FRAGMENT DOKUMENTU:
------------------------

No i w końcu uruchomiłem grę, z przed kilku miesięcy danej nam na PS+. Mówię oczywiście o

Metal Gear Rising: Revengeance

Przed rozpoczęciem, jeszcze wspomnę że nigdy wcześniej nie grałem w gry z serii MGS, tak wiem powinni mnie za to spalić na stosie. Jak zwykle narażę się większości użytkownikom tego forum, a z racji tego że jeszcze mnie nie usunięto to narażam się dalej, tak więc zacznijmy rzeź!

Moje pierwsze wrażenie:

Oczywiście zacząłem grę na poziomie normalnym z włączonym tutorialem. Który wygląda jak jedna z części MGS (nie grałem, ale widziałem), to co mnie zdenerwowało to... automatyczne pokonywanie przeszkód. Hmm, rozumiem że gry są dzisiaj user-frendly, ale tutaj czułem się jak w Beyond: 2 Souls, gdy od gracza wymagano minimum zaangażowania. Na szczęście tutorial nie jest długi, dlatego też go przeszedłem (najczęściej omijam nudne tutki) I zacząłem właściwą rozgrywkę.

------------------------

WYMAGANIA ZADAŃ:
A) Przepisz z fragmentu dokumentu odcinek od „Przed rozpoczęciem, jeszcze” aż do „więc zacznijmy rzeź!”.
B) Na jakim poziomie trudności rozpoczęto grę według fragmentu dokumentu?

MATERIAŁ:
------------------------

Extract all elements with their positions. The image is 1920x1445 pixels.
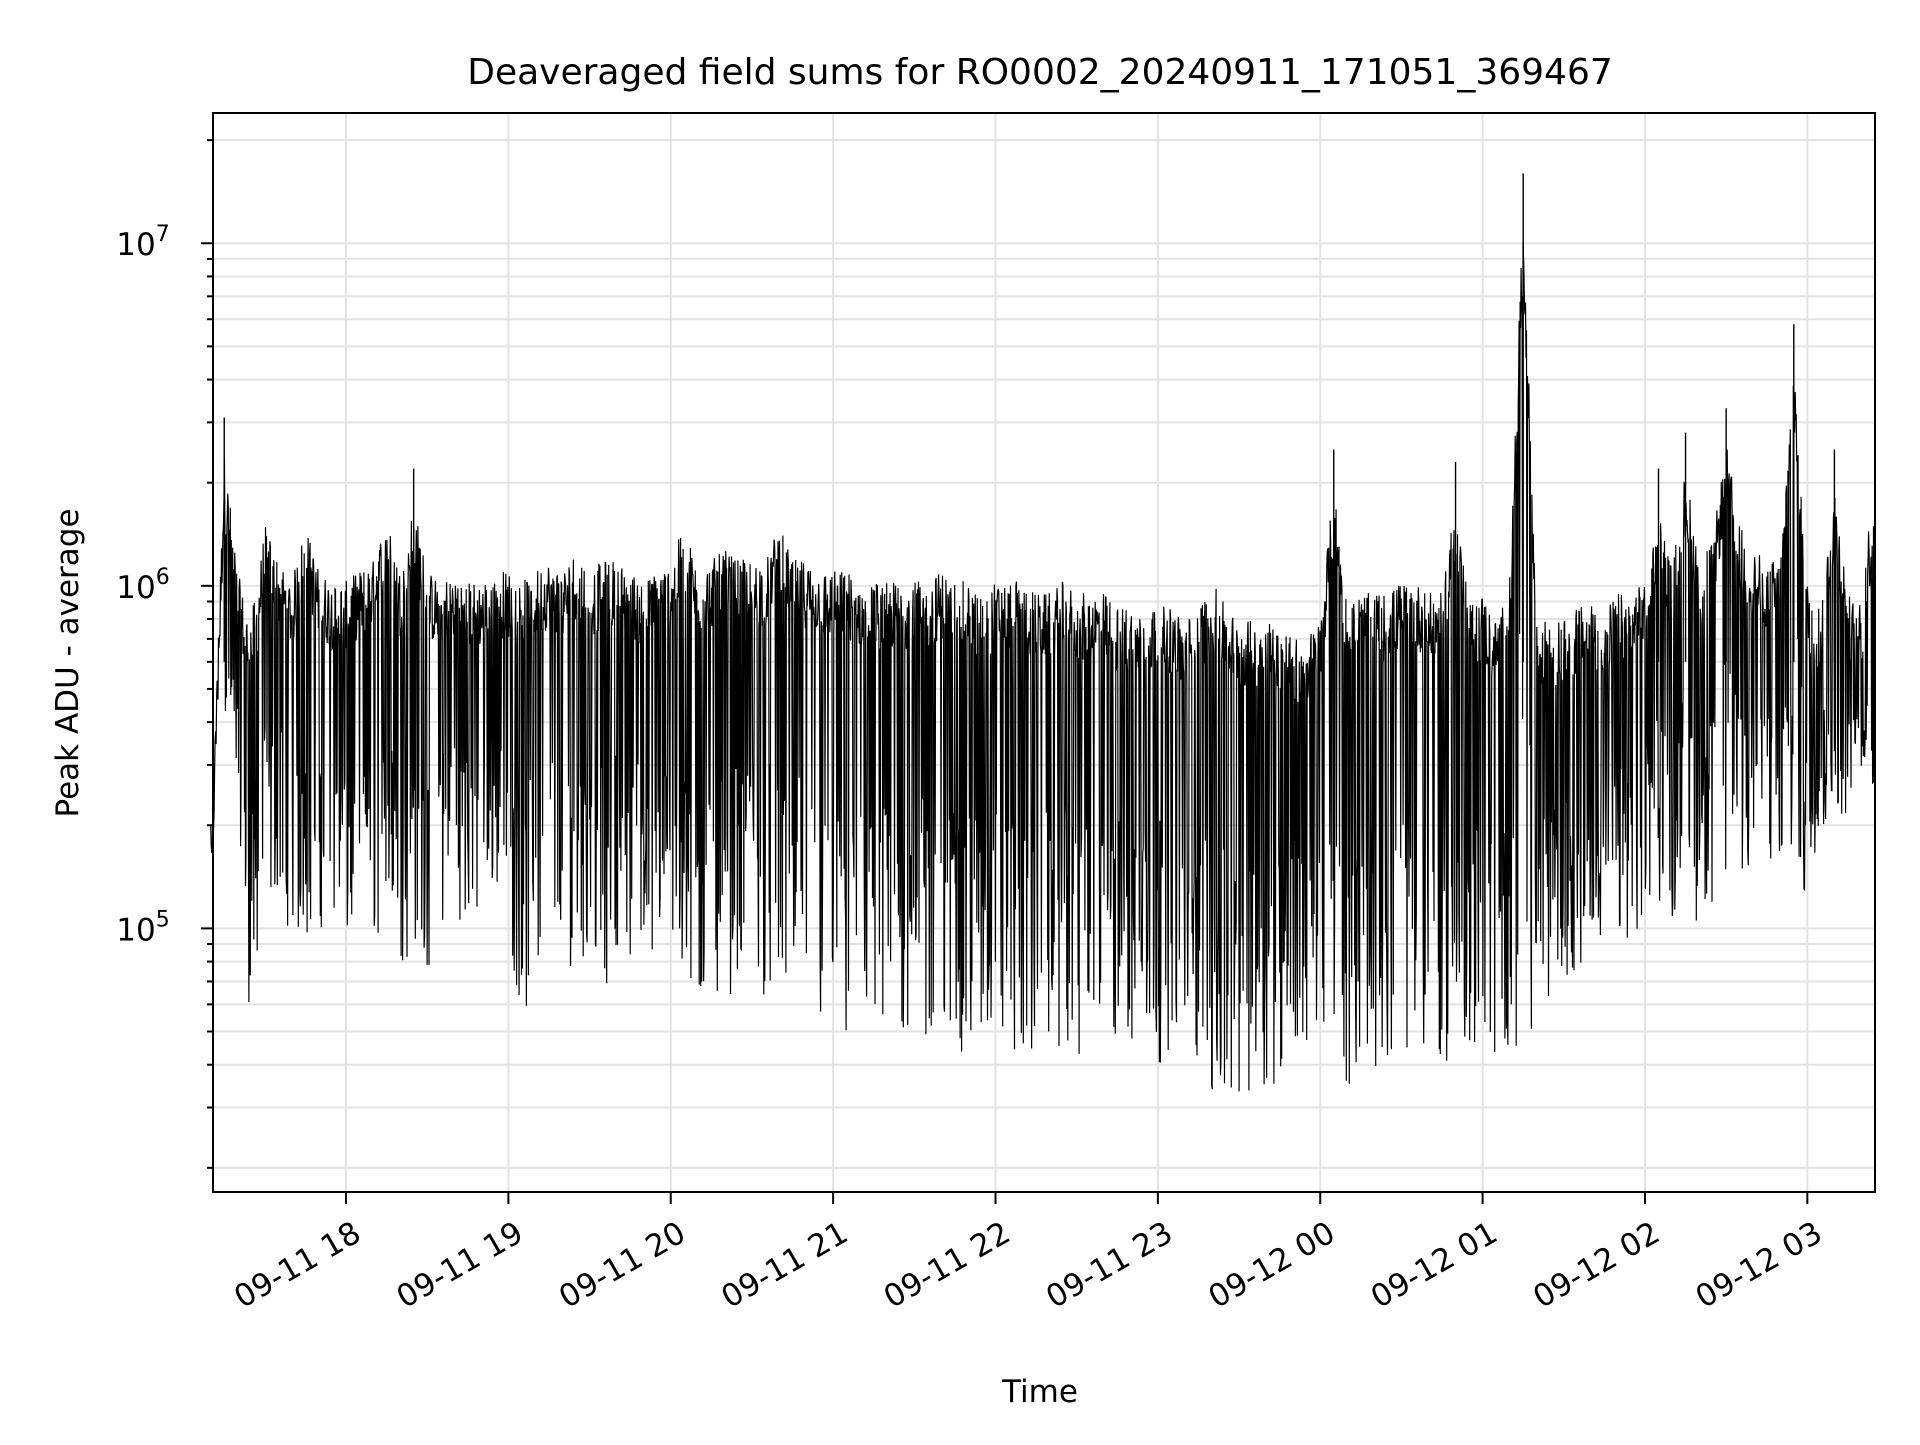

------------------------

WYNIKI ĆWICZENIA:
A)
Przed rozpoczęciem, jeszcze wspomnę że nigdy wcześniej nie grałem w gry z serii MGS, tak wiem powinni mnie za to spalić na stosie. Jak zwykle narażę się większości użytkownikom tego forum, a z racji tego że jeszcze mnie nie usunięto to narażam się dalej, tak więc zacznijmy rzeź!

B) Na poziomie normalnym.